WHAT YOU HAVE TO DO: Starting at the line that holds "Convert this screenshot", restate every line word for word up to and including the last one in the listing below, and omit all pictures.

DATA FOR THIS TASK:
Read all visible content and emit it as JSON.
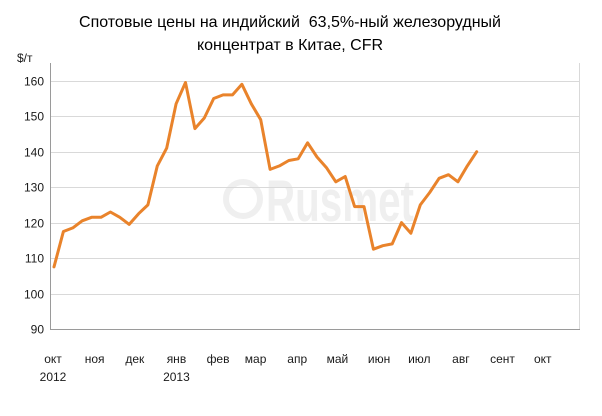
{
  "chart_data": {
    "type": "line",
    "title": [
      "Спотовые цены на индийский  63,5%-ный железорудный",
      "концентрат в Китае, CFR"
    ],
    "ylabel": "$/т",
    "ylim": [
      90,
      165
    ],
    "yticks": [
      160,
      150,
      140,
      130,
      120,
      110,
      100,
      90
    ],
    "xlim": [
      "2012-10-01",
      "2013-10-31"
    ],
    "xticks": [
      {
        "date": "2012-10-01",
        "label": "окт",
        "year": "2012"
      },
      {
        "date": "2012-11-01",
        "label": "ноя"
      },
      {
        "date": "2012-12-01",
        "label": "дек"
      },
      {
        "date": "2013-01-01",
        "label": "янв",
        "year": "2013"
      },
      {
        "date": "2013-02-01",
        "label": "фев"
      },
      {
        "date": "2013-03-01",
        "label": "мар"
      },
      {
        "date": "2013-04-01",
        "label": "апр"
      },
      {
        "date": "2013-05-01",
        "label": "май"
      },
      {
        "date": "2013-06-01",
        "label": "июн"
      },
      {
        "date": "2013-07-01",
        "label": "июл"
      },
      {
        "date": "2013-08-01",
        "label": "авг"
      },
      {
        "date": "2013-09-01",
        "label": "сент"
      },
      {
        "date": "2013-10-01",
        "label": "окт"
      }
    ],
    "grid": true,
    "legend": "none",
    "x": [
      "2012-10-04",
      "2012-10-11",
      "2012-10-18",
      "2012-10-25",
      "2012-11-01",
      "2012-11-08",
      "2012-11-15",
      "2012-11-22",
      "2012-11-29",
      "2012-12-06",
      "2012-12-13",
      "2012-12-20",
      "2012-12-27",
      "2013-01-03",
      "2013-01-10",
      "2013-01-17",
      "2013-01-24",
      "2013-01-31",
      "2013-02-07",
      "2013-02-14",
      "2013-02-21",
      "2013-02-28",
      "2013-03-07",
      "2013-03-14",
      "2013-03-21",
      "2013-03-28",
      "2013-04-04",
      "2013-04-11",
      "2013-04-18",
      "2013-04-25",
      "2013-05-02",
      "2013-05-09",
      "2013-05-16",
      "2013-05-23",
      "2013-05-30",
      "2013-06-06",
      "2013-06-13",
      "2013-06-20",
      "2013-06-27",
      "2013-07-04",
      "2013-07-11",
      "2013-07-18",
      "2013-07-25",
      "2013-08-01",
      "2013-08-08",
      "2013-08-15"
    ],
    "series": [
      {
        "color": "#E9832B",
        "values": [
          107.5,
          117.5,
          118.5,
          120.5,
          121.5,
          121.5,
          123,
          121.5,
          119.5,
          122.5,
          125,
          136,
          141,
          153.5,
          159.5,
          146.5,
          149.5,
          155,
          156,
          156,
          159,
          153.5,
          149,
          135,
          136,
          137.5,
          138,
          142.5,
          138.5,
          135.5,
          131.5,
          133,
          124.5,
          124.5,
          112.5,
          113.5,
          114,
          120,
          117,
          125,
          128.5,
          132.5,
          133.5,
          131.5,
          136,
          140
        ]
      }
    ]
  },
  "watermark": "Rusmet"
}
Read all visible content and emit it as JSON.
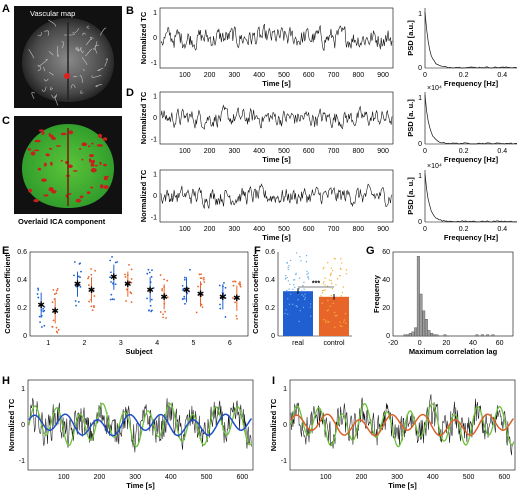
{
  "panels": {
    "A": {
      "label": "A",
      "title": "Vascular map"
    },
    "B": {
      "label": "B",
      "ylabel": "Normalized TC",
      "xlabel": "Time [s]",
      "xticks": [
        "100",
        "200",
        "300",
        "400",
        "500",
        "600",
        "700",
        "800",
        "900"
      ],
      "yticks": [
        "-1",
        "0",
        "1"
      ],
      "psd": {
        "ylabel": "PSD [a.u.]",
        "xlabel": "Frequency [Hz]",
        "xticks": [
          "0",
          "0.2",
          "0.4"
        ],
        "yticks": [
          "0",
          "1"
        ],
        "exp": ""
      }
    },
    "C": {
      "label": "C",
      "caption": "Overlaid ICA component"
    },
    "D": {
      "label": "D",
      "ylabel": "Normalized TC",
      "xlabel": "Time [s]",
      "xticks": [
        "100",
        "200",
        "300",
        "400",
        "500",
        "600",
        "700",
        "800",
        "900"
      ],
      "yticks": [
        "-1",
        "0",
        "1"
      ],
      "psd": {
        "ylabel": "PSD [a. u.]",
        "xlabel": "Frequency [Hz]",
        "xticks": [
          "0",
          "0.2",
          "0.4"
        ],
        "yticks": [
          "0",
          "1"
        ],
        "exp": "×10⁴"
      }
    },
    "D2": {
      "ylabel": "Normalized TC",
      "xlabel": "Time [s]",
      "xticks": [
        "100",
        "200",
        "300",
        "400",
        "500",
        "600",
        "700",
        "800",
        "900"
      ],
      "yticks": [
        "-1",
        "0",
        "1"
      ],
      "psd": {
        "ylabel": "PSD [a. u.]",
        "xlabel": "Frequency [Hz]",
        "xticks": [
          "0",
          "0.2",
          "0.4"
        ],
        "yticks": [
          "0",
          "1"
        ],
        "exp": "×10⁴"
      }
    },
    "E": {
      "label": "E",
      "ylabel": "Correlation coefficient",
      "xlabel": "Subject",
      "xticks": [
        "1",
        "2",
        "3",
        "4",
        "5",
        "6"
      ],
      "yticks": [
        "0",
        "0.2",
        "0.4",
        "0.6"
      ]
    },
    "F": {
      "label": "F",
      "ylabel": "Correlation coefficient",
      "categories": [
        "real",
        "control"
      ],
      "yticks": [
        "0",
        "0.2",
        "0.4",
        "0.6"
      ],
      "sig": "***"
    },
    "G": {
      "label": "G",
      "ylabel": "Frequency",
      "xlabel": "Maximum correlation lag",
      "xticks": [
        "-20",
        "0",
        "20",
        "40",
        "60"
      ],
      "yticks": [
        "0",
        "20",
        "40",
        "60"
      ]
    },
    "H": {
      "label": "H",
      "ylabel": "Normalized TC",
      "xlabel": "Time [s]",
      "xticks": [
        "100",
        "200",
        "300",
        "400",
        "500",
        "600"
      ],
      "yticks": [
        "-1",
        "0",
        "1"
      ]
    },
    "I": {
      "label": "I",
      "ylabel": "Normalized TC",
      "xlabel": "Time [s]",
      "xticks": [
        "100",
        "200",
        "300",
        "400",
        "500",
        "600"
      ],
      "yticks": [
        "-1",
        "0",
        "1"
      ]
    }
  },
  "colors": {
    "trace": "#111111",
    "real": "#1f5fd1",
    "control": "#e8652a",
    "green": "#6cc23a",
    "blue": "#1f4fc8",
    "orange": "#d9622b",
    "hist": "#9a9a9a"
  },
  "chart_data": [
    {
      "panel": "E",
      "type": "scatter",
      "xlabel": "Subject",
      "ylabel": "Correlation coefficient",
      "ylim": [
        0,
        0.6
      ],
      "categories": [
        "1",
        "2",
        "3",
        "4",
        "5",
        "6"
      ],
      "series": [
        {
          "name": "",
          "values": [
            0.22,
            0.37,
            0.42,
            0.33,
            0.33,
            0.28
          ]
        },
        {
          "name": "",
          "values": [
            0.18,
            0.33,
            0.37,
            0.28,
            0.3,
            0.27
          ]
        }
      ]
    },
    {
      "panel": "F",
      "type": "bar",
      "ylabel": "Correlation coefficient",
      "ylim": [
        0,
        0.6
      ],
      "categories": [
        "real",
        "control"
      ],
      "values": [
        0.32,
        0.28
      ]
    },
    {
      "panel": "G",
      "type": "bar",
      "xlabel": "Maximum correlation lag",
      "ylabel": "Frequency",
      "ylim": [
        0,
        60
      ],
      "x": [
        -10,
        -8,
        -6,
        -4,
        -2,
        0,
        2,
        4,
        6,
        8,
        10,
        12,
        14,
        20,
        44,
        48,
        52,
        56
      ],
      "values": [
        1,
        1,
        2,
        3,
        6,
        57,
        30,
        18,
        12,
        4,
        2,
        1,
        1,
        1,
        1,
        1,
        1,
        1
      ]
    }
  ]
}
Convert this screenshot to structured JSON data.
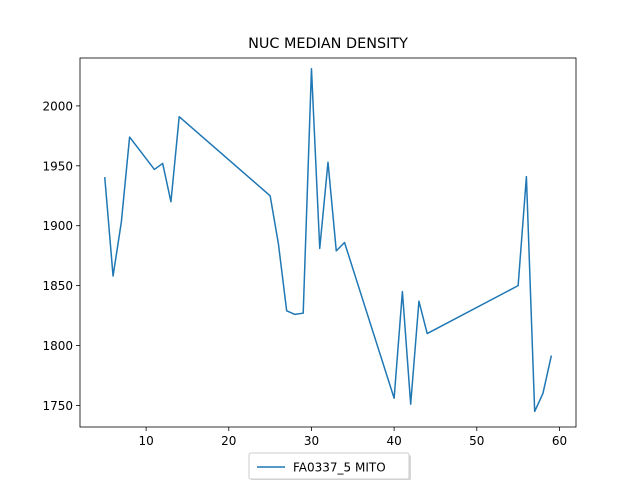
{
  "chart_data": {
    "type": "line",
    "title": "NUC MEDIAN DENSITY",
    "xlabel": "",
    "ylabel": "",
    "xlim": [
      2,
      62
    ],
    "ylim": [
      1732,
      2040
    ],
    "xticks": [
      10,
      20,
      30,
      40,
      50,
      60
    ],
    "yticks": [
      1750,
      1800,
      1850,
      1900,
      1950,
      2000
    ],
    "grid": false,
    "legend_position": "bottom-center",
    "series": [
      {
        "name": "FA0337_5 MITO",
        "color": "#1f77b4",
        "x": [
          5,
          6,
          7,
          8,
          11,
          12,
          13,
          14,
          25,
          26,
          27,
          28,
          29,
          30,
          31,
          32,
          33,
          34,
          40,
          41,
          42,
          43,
          44,
          55,
          56,
          57,
          58,
          59
        ],
        "y": [
          1940,
          1858,
          1903,
          1974,
          1947,
          1952,
          1920,
          1991,
          1925,
          1885,
          1829,
          1826,
          1827,
          2031,
          1881,
          1953,
          1879,
          1886,
          1756,
          1845,
          1751,
          1837,
          1810,
          1850,
          1941,
          1745,
          1760,
          1791
        ]
      }
    ]
  }
}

RESULT FOR THIS EXERCISE:
Convert this screenshot to structured JSON data.
{
  "chart_data": {
    "type": "line",
    "title": "NUC MEDIAN DENSITY",
    "xlabel": "",
    "ylabel": "",
    "xlim": [
      2,
      62
    ],
    "ylim": [
      1732,
      2040
    ],
    "xticks": [
      10,
      20,
      30,
      40,
      50,
      60
    ],
    "yticks": [
      1750,
      1800,
      1850,
      1900,
      1950,
      2000
    ],
    "grid": false,
    "legend_position": "bottom-center",
    "series": [
      {
        "name": "FA0337_5 MITO",
        "color": "#1f77b4",
        "x": [
          5,
          6,
          7,
          8,
          11,
          12,
          13,
          14,
          25,
          26,
          27,
          28,
          29,
          30,
          31,
          32,
          33,
          34,
          40,
          41,
          42,
          43,
          44,
          55,
          56,
          57,
          58,
          59
        ],
        "y": [
          1940,
          1858,
          1903,
          1974,
          1947,
          1952,
          1920,
          1991,
          1925,
          1885,
          1829,
          1826,
          1827,
          2031,
          1881,
          1953,
          1879,
          1886,
          1756,
          1845,
          1751,
          1837,
          1810,
          1850,
          1941,
          1745,
          1760,
          1791
        ]
      }
    ]
  }
}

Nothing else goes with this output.